--- BEGIN Input ---

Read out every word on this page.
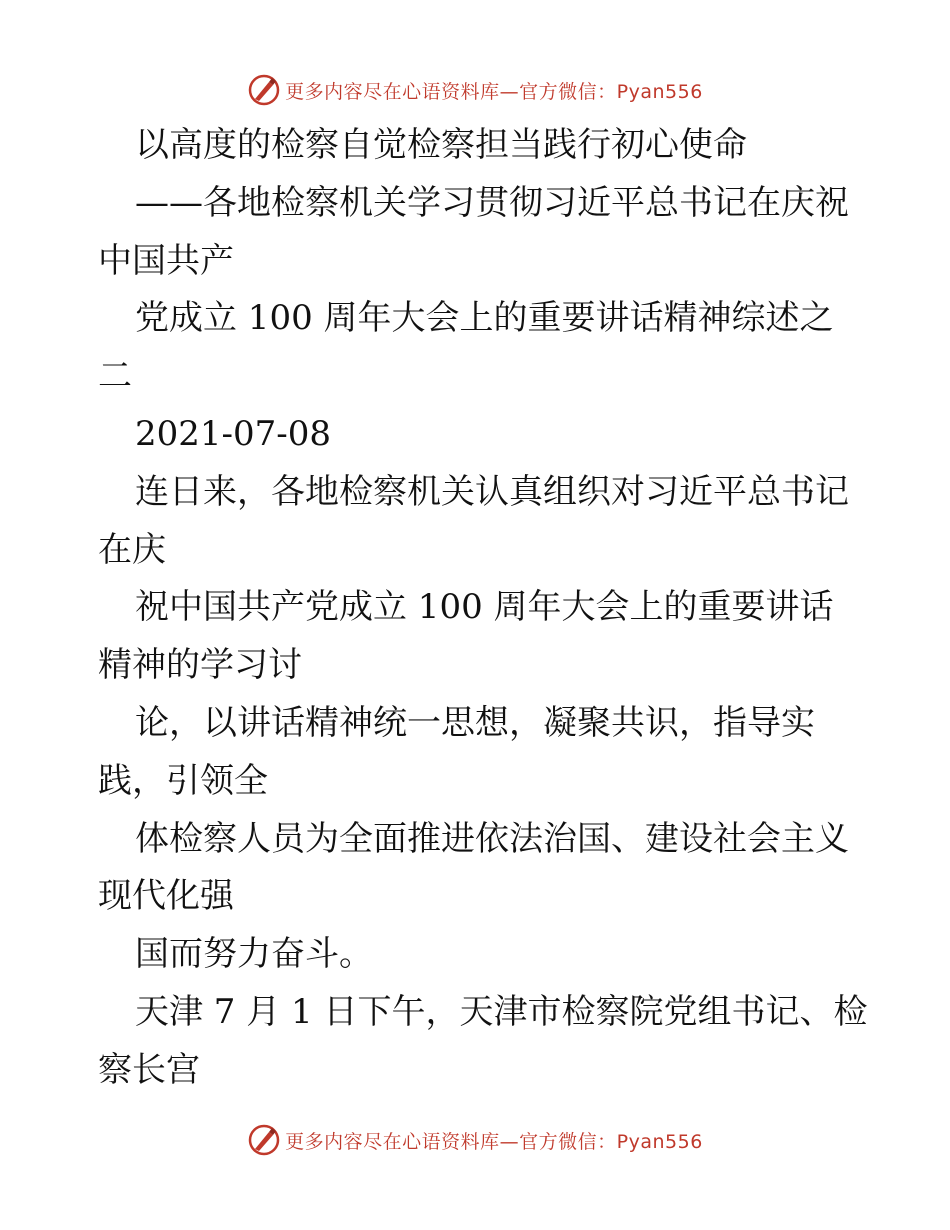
更多内容尽在心语资料库—官方微信：Pyan556
以高度的检察自觉检察担当践行初心使命
——各地检察机关学习贯彻习近平总书记在庆祝
中国共产
党成立 100 周年大会上的重要讲话精神综述之
二
2021-07-08
连日来，各地检察机关认真组织对习近平总书记
在庆
祝中国共产党成立 100 周年大会上的重要讲话
精神的学习讨
论，以讲话精神统一思想，凝聚共识，指导实
践，引领全
体检察人员为全面推进依法治国、建设社会主义
现代化强
国而努力奋斗。
天津 7 月 1 日下午，天津市检察院党组书记、检
察长宫
更多内容尽在心语资料库—官方微信：Pyan556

--- END Input ---

Aim
Give the entries again without a single change, but with no pictures.

Full response
Read out every word on this page.
更多内容尽在心语资料库—官方微信：Pyan556
以高度的检察自觉检察担当践行初心使命
——各地检察机关学习贯彻习近平总书记在庆祝
中国共产
党成立 100 周年大会上的重要讲话精神综述之
二
2021-07-08
连日来，各地检察机关认真组织对习近平总书记
在庆
祝中国共产党成立 100 周年大会上的重要讲话
精神的学习讨
论，以讲话精神统一思想，凝聚共识，指导实
践，引领全
体检察人员为全面推进依法治国、建设社会主义
现代化强
国而努力奋斗。
天津 7 月 1 日下午，天津市检察院党组书记、检
察长宫
更多内容尽在心语资料库—官方微信：Pyan556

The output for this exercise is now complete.